##### Stored records

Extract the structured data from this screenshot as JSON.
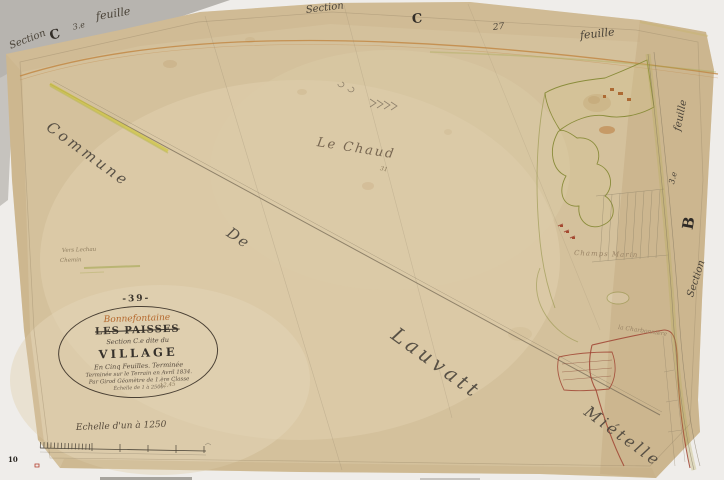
{
  "colors": {
    "paper": "#d4c19c",
    "paper_light": "#e0d0af",
    "paper_dark": "#c2a87e",
    "ink": "#4a4338",
    "pencil": "#8a7c64",
    "orange_road": "#c08440",
    "yellow_road": "#cfc544",
    "olive_parcel": "#8a8c3a",
    "red_boundary": "#a04433",
    "cartouche_orange": "#b5672b",
    "backdrop_gray": "#b7b4af"
  },
  "edge_labels": {
    "top_left": {
      "section": "Section",
      "letter": "C",
      "sheet_no": "3.e",
      "feuille": "feuille"
    },
    "top_center": {
      "section": "Section",
      "letter": "C",
      "number": "27",
      "feuille": "feuille"
    },
    "right_edge": {
      "feuille": "feuille",
      "sheet_no": "3.e",
      "letter": "B",
      "section": "Section"
    }
  },
  "display_words": {
    "commune": "Commune",
    "de": "De",
    "lauvatt": "Lauvatt",
    "mietelle": "Miételle"
  },
  "place_labels": {
    "le_chaud": "Le Chaud",
    "le_chaud_number": "31",
    "champs_marin": "Champs Marin",
    "la_charbonniere": "la Charbonnière",
    "margin_note_line1": "Vers Lechau",
    "margin_note_line2": "Chemin"
  },
  "cartouche": {
    "plate_number": "-39-",
    "commune_name": "Bonnefontaine",
    "title_struck": "LES PAISSES",
    "section_line": "Section C.e dite du",
    "section_name": "VILLAGE",
    "detail_line1": "En Cinq Feuilles. Terminée",
    "detail_line2": "Terminée sur le Terrain en Avril 1834.",
    "detail_line3": "Par Girod Géomètre de 1.ère Classe",
    "detail_line4": "Échelle de 1 à 2500.",
    "pencil_note": "12,45"
  },
  "scale_bar": {
    "label": "Echelle d'un à 1250"
  },
  "corner_marks": {
    "page_stamp": "10"
  }
}
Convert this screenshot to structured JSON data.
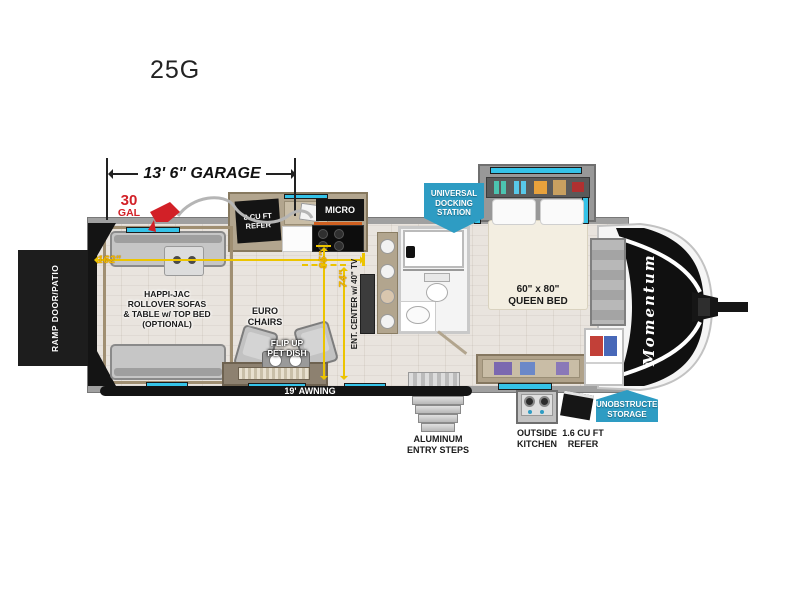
{
  "title": "25G",
  "colors": {
    "dimension_yellow": "#f0b400",
    "accent_red": "#d22027",
    "badge_blue": "#2e9cc3",
    "window_cyan": "#35c3e8",
    "ramp_black": "#141414"
  },
  "dimensions": {
    "garage_length": "13' 6\" GARAGE",
    "interior_length": "162\"",
    "depth_95": "95\"",
    "depth_74": "74\"",
    "awning": "19' AWNING"
  },
  "fuel_station": {
    "amount": "30",
    "unit": "GAL"
  },
  "exterior": {
    "ramp_door": "RAMP DOOR/PATIO",
    "docking_station": [
      "UNIVERSAL",
      "DOCKING",
      "STATION"
    ],
    "storage": [
      "UNOBSTRUCTED",
      "STORAGE"
    ],
    "entry_steps": [
      "ALUMINUM",
      "ENTRY STEPS"
    ],
    "outside_kitchen": [
      "OUTSIDE",
      "KITCHEN"
    ],
    "outside_refer": [
      "1.6 CU FT",
      "REFER"
    ],
    "brand_logo": "Momentum"
  },
  "interior": {
    "refer": [
      "8 CU FT",
      "REFER"
    ],
    "micro": "MICRO",
    "garage_sofas": [
      "HAPPI-JAC",
      "ROLLOVER SOFAS",
      "& TABLE w/ TOP BED",
      "(OPTIONAL)"
    ],
    "euro_chairs": [
      "EURO",
      "CHAIRS"
    ],
    "pet_dish": [
      "FLIP UP",
      "PET DISH"
    ],
    "ent_center": "ENT. CENTER w/ 40\" TV",
    "queen_bed": [
      "60\" x 80\"",
      "QUEEN BED"
    ]
  }
}
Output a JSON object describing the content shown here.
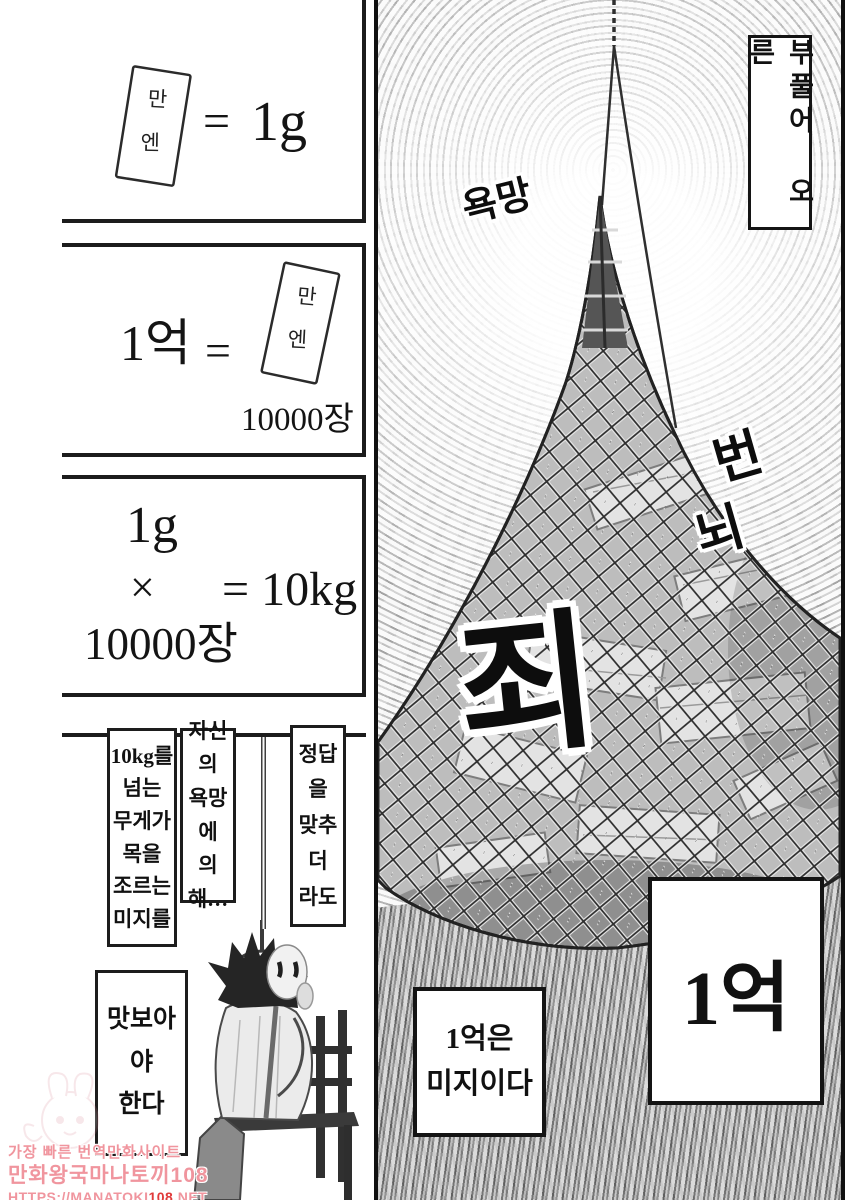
{
  "colors": {
    "ink": "#1a1a1a",
    "watermark_pink": "#f0959e",
    "watermark_red": "#e03a3a"
  },
  "left_column": {
    "panel1": {
      "note_char_top": "만",
      "note_char_bottom": "엔",
      "equals": "=",
      "result": "1g"
    },
    "panel2": {
      "amount": "1억",
      "equals": "=",
      "note_char_top": "만",
      "note_char_bottom": "엔",
      "count": "10000장"
    },
    "panel3": {
      "operand_top": "1g",
      "operator": "×",
      "result": "= 10kg",
      "operand_bottom": "10000장"
    },
    "panel4": {
      "caption_left_lines": [
        "10kg를",
        "넘는",
        "무게가",
        "목을",
        "조르는",
        "미지를"
      ],
      "caption_mid_lines": [
        "자신의",
        "욕망에",
        "의해…"
      ],
      "caption_right_lines": [
        "정답을",
        "맞추더",
        "라도"
      ],
      "caption_bottom_lines": [
        "맛보아야",
        "한다"
      ]
    }
  },
  "right_panel": {
    "caption_top": "부풀어 오른",
    "sfx_desire": "욕망",
    "sfx_burden_char1": "번",
    "sfx_burden_char2": "뇌",
    "sfx_sin": "죄",
    "amount_box": "1억",
    "mystery_lines": [
      "1억은",
      "미지이다"
    ]
  },
  "watermark": {
    "line1": "가장 빠른 번역만화사이트",
    "line2": "만화왕국마나토끼108",
    "line3_prefix": "HTTPS://MANATOKI",
    "line3_highlight": "108",
    "line3_suffix": ".NET"
  }
}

##########

▶ _What the task requires_:
What you return should match the records above word for word, minus the pictures.

▶ _Complete output_:
Extract the structured data from this screenshot as JSON.
{
  "colors": {
    "paper": "#d4c19c",
    "paper_light": "#e0d0af",
    "paper_dark": "#c2a87e",
    "ink": "#4a4338",
    "pencil": "#8a7c64",
    "orange_road": "#c08440",
    "yellow_road": "#cfc544",
    "olive_parcel": "#8a8c3a",
    "red_boundary": "#a04433",
    "cartouche_orange": "#b5672b",
    "backdrop_gray": "#b7b4af"
  },
  "edge_labels": {
    "top_left": {
      "section": "Section",
      "letter": "C",
      "sheet_no": "3.e",
      "feuille": "feuille"
    },
    "top_center": {
      "section": "Section",
      "letter": "C",
      "number": "27",
      "feuille": "feuille"
    },
    "right_edge": {
      "feuille": "feuille",
      "sheet_no": "3.e",
      "letter": "B",
      "section": "Section"
    }
  },
  "display_words": {
    "commune": "Commune",
    "de": "De",
    "lauvatt": "Lauvatt",
    "mietelle": "Miételle"
  },
  "place_labels": {
    "le_chaud": "Le Chaud",
    "le_chaud_number": "31",
    "champs_marin": "Champs Marin",
    "la_charbonniere": "la Charbonnière",
    "margin_note_line1": "Vers Lechau",
    "margin_note_line2": "Chemin"
  },
  "cartouche": {
    "plate_number": "-39-",
    "commune_name": "Bonnefontaine",
    "title_struck": "LES PAISSES",
    "section_line": "Section C.e dite du",
    "section_name": "VILLAGE",
    "detail_line1": "En Cinq Feuilles. Terminée",
    "detail_line2": "Terminée sur le Terrain en Avril 1834.",
    "detail_line3": "Par Girod Géomètre de 1.ère Classe",
    "detail_line4": "Échelle de 1 à 2500.",
    "pencil_note": "12,45"
  },
  "scale_bar": {
    "label": "Echelle d'un à 1250"
  },
  "corner_marks": {
    "page_stamp": "10"
  }
}
Convert this screenshot to structured JSON data.
{
  "title": "25G",
  "colors": {
    "dimension_yellow": "#f0b400",
    "accent_red": "#d22027",
    "badge_blue": "#2e9cc3",
    "window_cyan": "#35c3e8",
    "ramp_black": "#141414"
  },
  "dimensions": {
    "garage_length": "13' 6\" GARAGE",
    "interior_length": "162\"",
    "depth_95": "95\"",
    "depth_74": "74\"",
    "awning": "19' AWNING"
  },
  "fuel_station": {
    "amount": "30",
    "unit": "GAL"
  },
  "exterior": {
    "ramp_door": "RAMP DOOR/PATIO",
    "docking_station": [
      "UNIVERSAL",
      "DOCKING",
      "STATION"
    ],
    "storage": [
      "UNOBSTRUCTED",
      "STORAGE"
    ],
    "entry_steps": [
      "ALUMINUM",
      "ENTRY STEPS"
    ],
    "outside_kitchen": [
      "OUTSIDE",
      "KITCHEN"
    ],
    "outside_refer": [
      "1.6 CU FT",
      "REFER"
    ],
    "brand_logo": "Momentum"
  },
  "interior": {
    "refer": [
      "8 CU FT",
      "REFER"
    ],
    "micro": "MICRO",
    "garage_sofas": [
      "HAPPI-JAC",
      "ROLLOVER SOFAS",
      "& TABLE w/ TOP BED",
      "(OPTIONAL)"
    ],
    "euro_chairs": [
      "EURO",
      "CHAIRS"
    ],
    "pet_dish": [
      "FLIP UP",
      "PET DISH"
    ],
    "ent_center": "ENT. CENTER w/ 40\" TV",
    "queen_bed": [
      "60\" x 80\"",
      "QUEEN BED"
    ]
  }
}
Output a JSON object describing the content shown here.
{
  "colors": {
    "ink": "#1a1a1a",
    "watermark_pink": "#f0959e",
    "watermark_red": "#e03a3a"
  },
  "left_column": {
    "panel1": {
      "note_char_top": "만",
      "note_char_bottom": "엔",
      "equals": "=",
      "result": "1g"
    },
    "panel2": {
      "amount": "1억",
      "equals": "=",
      "note_char_top": "만",
      "note_char_bottom": "엔",
      "count": "10000장"
    },
    "panel3": {
      "operand_top": "1g",
      "operator": "×",
      "result": "= 10kg",
      "operand_bottom": "10000장"
    },
    "panel4": {
      "caption_left_lines": [
        "10kg를",
        "넘는",
        "무게가",
        "목을",
        "조르는",
        "미지를"
      ],
      "caption_mid_lines": [
        "자신의",
        "욕망에",
        "의해…"
      ],
      "caption_right_lines": [
        "정답을",
        "맞추더",
        "라도"
      ],
      "caption_bottom_lines": [
        "맛보아야",
        "한다"
      ]
    }
  },
  "right_panel": {
    "caption_top": "부풀어 오른",
    "sfx_desire": "욕망",
    "sfx_burden_char1": "번",
    "sfx_burden_char2": "뇌",
    "sfx_sin": "죄",
    "amount_box": "1억",
    "mystery_lines": [
      "1억은",
      "미지이다"
    ]
  },
  "watermark": {
    "line1": "가장 빠른 번역만화사이트",
    "line2": "만화왕국마나토끼108",
    "line3_prefix": "HTTPS://MANATOKI",
    "line3_highlight": "108",
    "line3_suffix": ".NET"
  }
}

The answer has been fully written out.